> **Entries shown**
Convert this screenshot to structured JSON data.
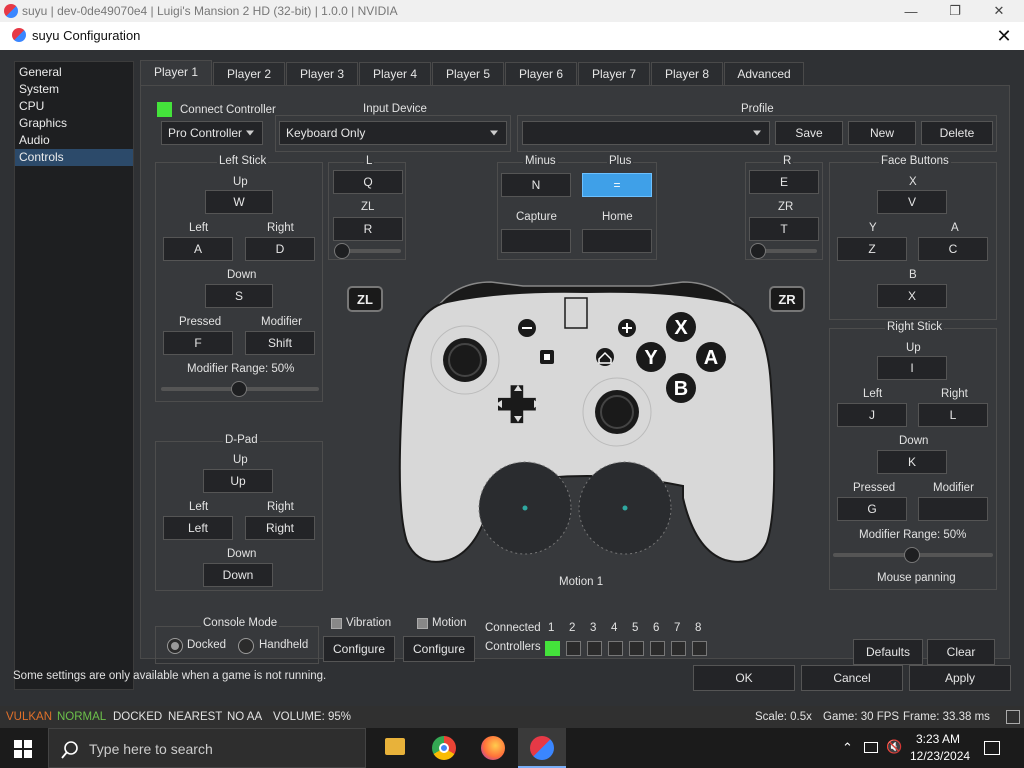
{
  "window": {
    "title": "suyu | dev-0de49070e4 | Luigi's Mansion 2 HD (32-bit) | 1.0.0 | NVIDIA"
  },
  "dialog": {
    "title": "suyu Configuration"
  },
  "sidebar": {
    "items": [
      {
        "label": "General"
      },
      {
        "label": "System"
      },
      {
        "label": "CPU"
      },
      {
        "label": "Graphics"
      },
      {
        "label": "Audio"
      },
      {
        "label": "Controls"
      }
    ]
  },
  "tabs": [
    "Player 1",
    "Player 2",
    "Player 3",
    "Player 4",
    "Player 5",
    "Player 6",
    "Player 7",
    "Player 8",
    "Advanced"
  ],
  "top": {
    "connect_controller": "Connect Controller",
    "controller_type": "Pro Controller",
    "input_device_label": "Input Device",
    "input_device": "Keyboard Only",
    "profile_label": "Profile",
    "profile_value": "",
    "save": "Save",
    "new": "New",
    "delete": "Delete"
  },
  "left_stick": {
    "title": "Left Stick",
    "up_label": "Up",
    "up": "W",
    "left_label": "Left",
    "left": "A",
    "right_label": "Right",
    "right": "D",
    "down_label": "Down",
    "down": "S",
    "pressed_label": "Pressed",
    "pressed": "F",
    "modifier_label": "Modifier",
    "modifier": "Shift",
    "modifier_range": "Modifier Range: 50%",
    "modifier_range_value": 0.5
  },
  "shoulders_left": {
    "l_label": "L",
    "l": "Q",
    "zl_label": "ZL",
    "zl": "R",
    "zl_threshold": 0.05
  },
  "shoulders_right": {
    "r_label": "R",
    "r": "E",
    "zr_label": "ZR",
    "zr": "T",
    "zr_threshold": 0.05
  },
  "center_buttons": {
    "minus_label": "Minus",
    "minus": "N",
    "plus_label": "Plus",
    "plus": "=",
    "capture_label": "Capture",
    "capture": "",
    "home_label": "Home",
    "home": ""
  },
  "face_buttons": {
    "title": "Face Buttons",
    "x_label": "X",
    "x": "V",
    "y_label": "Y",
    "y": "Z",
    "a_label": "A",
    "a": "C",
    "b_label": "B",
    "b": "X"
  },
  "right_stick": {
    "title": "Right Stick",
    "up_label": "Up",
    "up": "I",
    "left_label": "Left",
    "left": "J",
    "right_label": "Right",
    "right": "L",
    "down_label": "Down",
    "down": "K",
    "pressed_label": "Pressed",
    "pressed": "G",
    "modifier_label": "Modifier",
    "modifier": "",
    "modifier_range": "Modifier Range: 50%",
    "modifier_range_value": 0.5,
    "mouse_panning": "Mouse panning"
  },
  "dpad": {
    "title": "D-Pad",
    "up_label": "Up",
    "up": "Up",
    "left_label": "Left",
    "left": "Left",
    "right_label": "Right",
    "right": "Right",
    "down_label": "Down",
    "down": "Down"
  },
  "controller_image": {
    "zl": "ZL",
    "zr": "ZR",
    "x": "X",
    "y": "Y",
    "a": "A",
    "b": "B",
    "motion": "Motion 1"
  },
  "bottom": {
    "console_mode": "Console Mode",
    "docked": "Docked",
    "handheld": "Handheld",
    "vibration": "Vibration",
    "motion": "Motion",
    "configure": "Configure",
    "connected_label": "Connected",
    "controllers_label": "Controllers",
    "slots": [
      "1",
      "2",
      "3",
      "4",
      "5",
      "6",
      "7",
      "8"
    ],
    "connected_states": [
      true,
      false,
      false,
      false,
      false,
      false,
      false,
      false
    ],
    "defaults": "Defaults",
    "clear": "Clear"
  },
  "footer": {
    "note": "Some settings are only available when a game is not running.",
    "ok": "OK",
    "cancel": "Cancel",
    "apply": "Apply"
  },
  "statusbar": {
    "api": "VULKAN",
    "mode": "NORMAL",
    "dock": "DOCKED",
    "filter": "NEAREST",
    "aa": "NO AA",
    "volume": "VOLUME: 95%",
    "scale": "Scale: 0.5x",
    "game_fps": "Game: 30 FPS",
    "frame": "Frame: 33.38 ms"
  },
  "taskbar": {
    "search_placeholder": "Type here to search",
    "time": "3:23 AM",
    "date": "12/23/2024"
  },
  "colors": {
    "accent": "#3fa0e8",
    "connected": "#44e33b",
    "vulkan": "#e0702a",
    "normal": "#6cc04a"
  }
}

---

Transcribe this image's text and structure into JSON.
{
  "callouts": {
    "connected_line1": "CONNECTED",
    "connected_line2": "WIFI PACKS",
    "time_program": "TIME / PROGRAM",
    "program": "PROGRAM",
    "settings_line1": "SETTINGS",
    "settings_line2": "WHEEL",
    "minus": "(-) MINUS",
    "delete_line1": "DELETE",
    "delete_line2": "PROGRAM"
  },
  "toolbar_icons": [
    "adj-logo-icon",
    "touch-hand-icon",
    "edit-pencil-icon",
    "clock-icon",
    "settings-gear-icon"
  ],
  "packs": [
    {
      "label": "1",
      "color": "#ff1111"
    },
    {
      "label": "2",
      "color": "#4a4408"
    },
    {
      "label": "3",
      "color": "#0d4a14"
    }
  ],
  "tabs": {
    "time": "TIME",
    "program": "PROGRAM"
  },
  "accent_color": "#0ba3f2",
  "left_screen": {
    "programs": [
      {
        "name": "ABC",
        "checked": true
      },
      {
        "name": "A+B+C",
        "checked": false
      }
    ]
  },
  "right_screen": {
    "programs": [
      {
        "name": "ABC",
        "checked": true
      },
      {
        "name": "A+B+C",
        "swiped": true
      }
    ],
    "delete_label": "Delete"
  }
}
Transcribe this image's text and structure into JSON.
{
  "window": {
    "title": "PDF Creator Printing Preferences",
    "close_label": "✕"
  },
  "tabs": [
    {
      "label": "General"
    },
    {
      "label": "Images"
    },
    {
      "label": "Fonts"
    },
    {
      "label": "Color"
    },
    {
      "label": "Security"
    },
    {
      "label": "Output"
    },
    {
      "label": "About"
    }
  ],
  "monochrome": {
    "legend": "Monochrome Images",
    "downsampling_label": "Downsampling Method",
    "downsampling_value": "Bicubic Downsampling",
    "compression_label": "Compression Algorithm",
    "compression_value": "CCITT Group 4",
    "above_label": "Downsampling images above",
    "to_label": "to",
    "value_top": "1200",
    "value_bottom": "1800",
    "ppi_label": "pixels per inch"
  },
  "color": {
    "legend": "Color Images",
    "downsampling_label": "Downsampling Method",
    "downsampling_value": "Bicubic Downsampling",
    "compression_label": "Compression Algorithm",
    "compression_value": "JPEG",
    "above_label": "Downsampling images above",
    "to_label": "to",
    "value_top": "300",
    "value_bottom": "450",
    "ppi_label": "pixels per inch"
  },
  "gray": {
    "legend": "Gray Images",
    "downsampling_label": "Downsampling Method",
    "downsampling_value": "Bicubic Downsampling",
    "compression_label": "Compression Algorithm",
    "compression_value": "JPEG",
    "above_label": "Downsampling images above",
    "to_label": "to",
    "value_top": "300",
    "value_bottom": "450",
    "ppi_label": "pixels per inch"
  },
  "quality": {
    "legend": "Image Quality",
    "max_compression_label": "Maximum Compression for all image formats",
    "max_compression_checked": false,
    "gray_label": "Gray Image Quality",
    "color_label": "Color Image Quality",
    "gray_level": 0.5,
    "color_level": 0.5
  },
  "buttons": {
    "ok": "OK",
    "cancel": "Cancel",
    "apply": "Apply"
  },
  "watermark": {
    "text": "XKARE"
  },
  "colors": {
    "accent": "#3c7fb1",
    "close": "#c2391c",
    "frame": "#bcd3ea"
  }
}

> **The exercise**
Return only the number of lines in the preceding records that contain the string "title".

> **Solution for this problem**
7